[SUPPLIED MATERIAL]
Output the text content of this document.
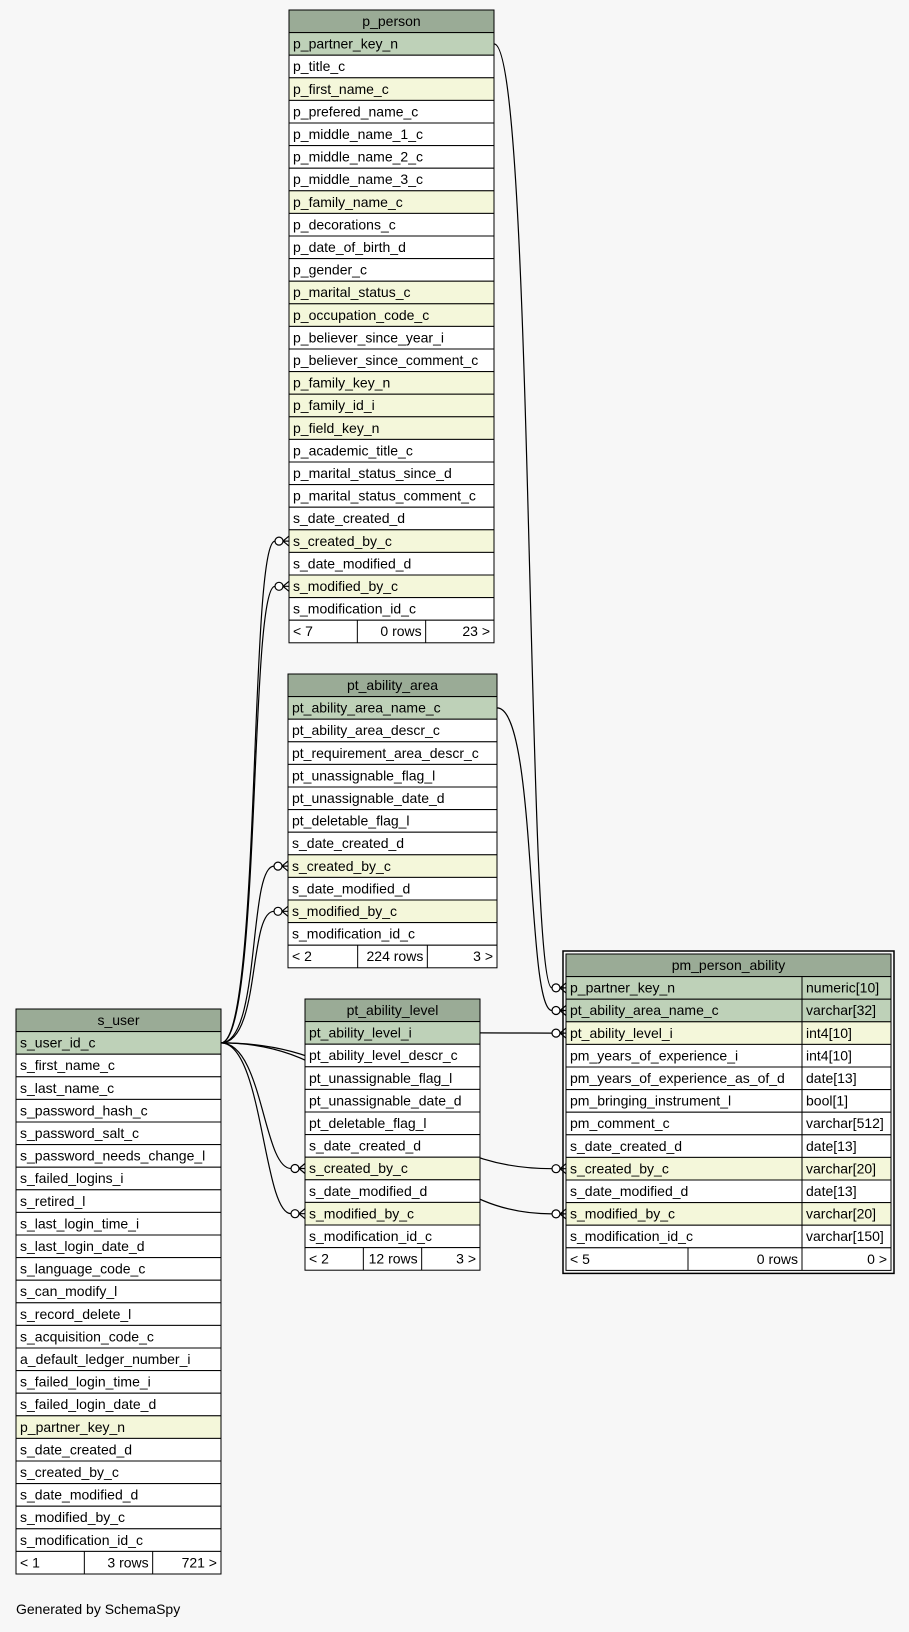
p_person
p_partner_key_n
p_title_c
p_first_name_c
p_prefered_name_c
p_middle_name_1_c
p_middle_name_2_c
p_middle_name_3_c
p_family_name_c
p_decorations_c
p_date_of_birth_d
p_gender_c
p_marital_status_c
p_occupation_code_c
p_believer_since_year_i
p_believer_since_comment_c
p_family_key_n
p_family_id_i
p_field_key_n
p_academic_title_c
p_marital_status_since_d
p_marital_status_comment_c
s_date_created_d
s_created_by_c
s_date_modified_d
s_modified_by_c
s_modification_id_c
< 7	0 rows	23 >
pt_ability_area
pt_ability_area_name_c
pt_ability_area_descr_c
pt_requirement_area_descr_c
pt_unassignable_flag_l
pt_unassignable_date_d
pt_deletable_flag_l
s_date_created_d
s_created_by_c
s_date_modified_d
s_modified_by_c
s_modification_id_c
< 2	224 rows	3 >
pt_ability_level
pt_ability_level_i
pt_ability_level_descr_c
pt_unassignable_flag_l
pt_unassignable_date_d
pt_deletable_flag_l
s_date_created_d
s_created_by_c
s_date_modified_d
s_modified_by_c
s_modification_id_c
< 2	12 rows	3 >
s_user
s_user_id_c
s_first_name_c
s_last_name_c
s_password_hash_c
s_password_salt_c
s_password_needs_change_l
s_failed_logins_i
s_retired_l
s_last_login_time_i
s_last_login_date_d
s_language_code_c
s_can_modify_l
s_record_delete_l
s_acquisition_code_c
a_default_ledger_number_i
s_failed_login_time_i
s_failed_login_date_d
p_partner_key_n
s_date_created_d
s_created_by_c
s_date_modified_d
s_modified_by_c
s_modification_id_c
< 1	3 rows 721 >
pm_person_ability
p_partner_key_n	numeric[10]
pt_ability_area_name_c	varchar[32]
pt_ability_level_i	int4[10]
pm_years_of_experience_i	int4[10]
pm_years_of_experience_as_of_d date[13]
pm_bringing_instrument_l	bool[1]
pm_comment_c	varchar[512]
s_date_created_d	date[13]
s_created_by_c	varchar[20]
s_date_modified_d	date[13]
s_modified_by_c	varchar[20]
s_modification_id_c	varchar[150]
< 5	0 rows	0 >
Generated by SchemaSpy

[GOAL OF THE EXERCISE] Your task is to copy the entries in full and exactly, without any images.

[EXERCISE RESPONSE]
Output the text content of this document.
p_person
p_partner_key_n
p_title_c
p_first_name_c
p_prefered_name_c
p_middle_name_1_c
p_middle_name_2_c
p_middle_name_3_c
p_family_name_c
p_decorations_c
p_date_of_birth_d
p_gender_c
p_marital_status_c
p_occupation_code_c
p_believer_since_year_i
p_believer_since_comment_c
p_family_key_n
p_family_id_i
p_field_key_n
p_academic_title_c
p_marital_status_since_d
p_marital_status_comment_c
s_date_created_d
s_created_by_c
s_date_modified_d
s_modified_by_c
s_modification_id_c
< 7	0 rows	23 >
pt_ability_area
pt_ability_area_name_c
pt_ability_area_descr_c
pt_requirement_area_descr_c
pt_unassignable_flag_l
pt_unassignable_date_d
pt_deletable_flag_l
s_date_created_d
s_created_by_c
s_date_modified_d
s_modified_by_c
s_modification_id_c
< 2	224 rows	3 >
pt_ability_level
pt_ability_level_i
pt_ability_level_descr_c
pt_unassignable_flag_l
pt_unassignable_date_d
pt_deletable_flag_l
s_date_created_d
s_created_by_c
s_date_modified_d
s_modified_by_c
s_modification_id_c
< 2	12 rows	3 >
s_user
s_user_id_c
s_first_name_c
s_last_name_c
s_password_hash_c
s_password_salt_c
s_password_needs_change_l
s_failed_logins_i
s_retired_l
s_last_login_time_i
s_last_login_date_d
s_language_code_c
s_can_modify_l
s_record_delete_l
s_acquisition_code_c
a_default_ledger_number_i
s_failed_login_time_i
s_failed_login_date_d
p_partner_key_n
s_date_created_d
s_created_by_c
s_date_modified_d
s_modified_by_c
s_modification_id_c
< 1	3 rows 721 >
pm_person_ability
p_partner_key_n	numeric[10]
pt_ability_area_name_c	varchar[32]
pt_ability_level_i	int4[10]
pm_years_of_experience_i	int4[10]
pm_years_of_experience_as_of_d date[13]
pm_bringing_instrument_l	bool[1]
pm_comment_c	varchar[512]
s_date_created_d	date[13]
s_created_by_c	varchar[20]
s_date_modified_d	date[13]
s_modified_by_c	varchar[20]
s_modification_id_c	varchar[150]
< 5	0 rows	0 >
Generated by SchemaSpy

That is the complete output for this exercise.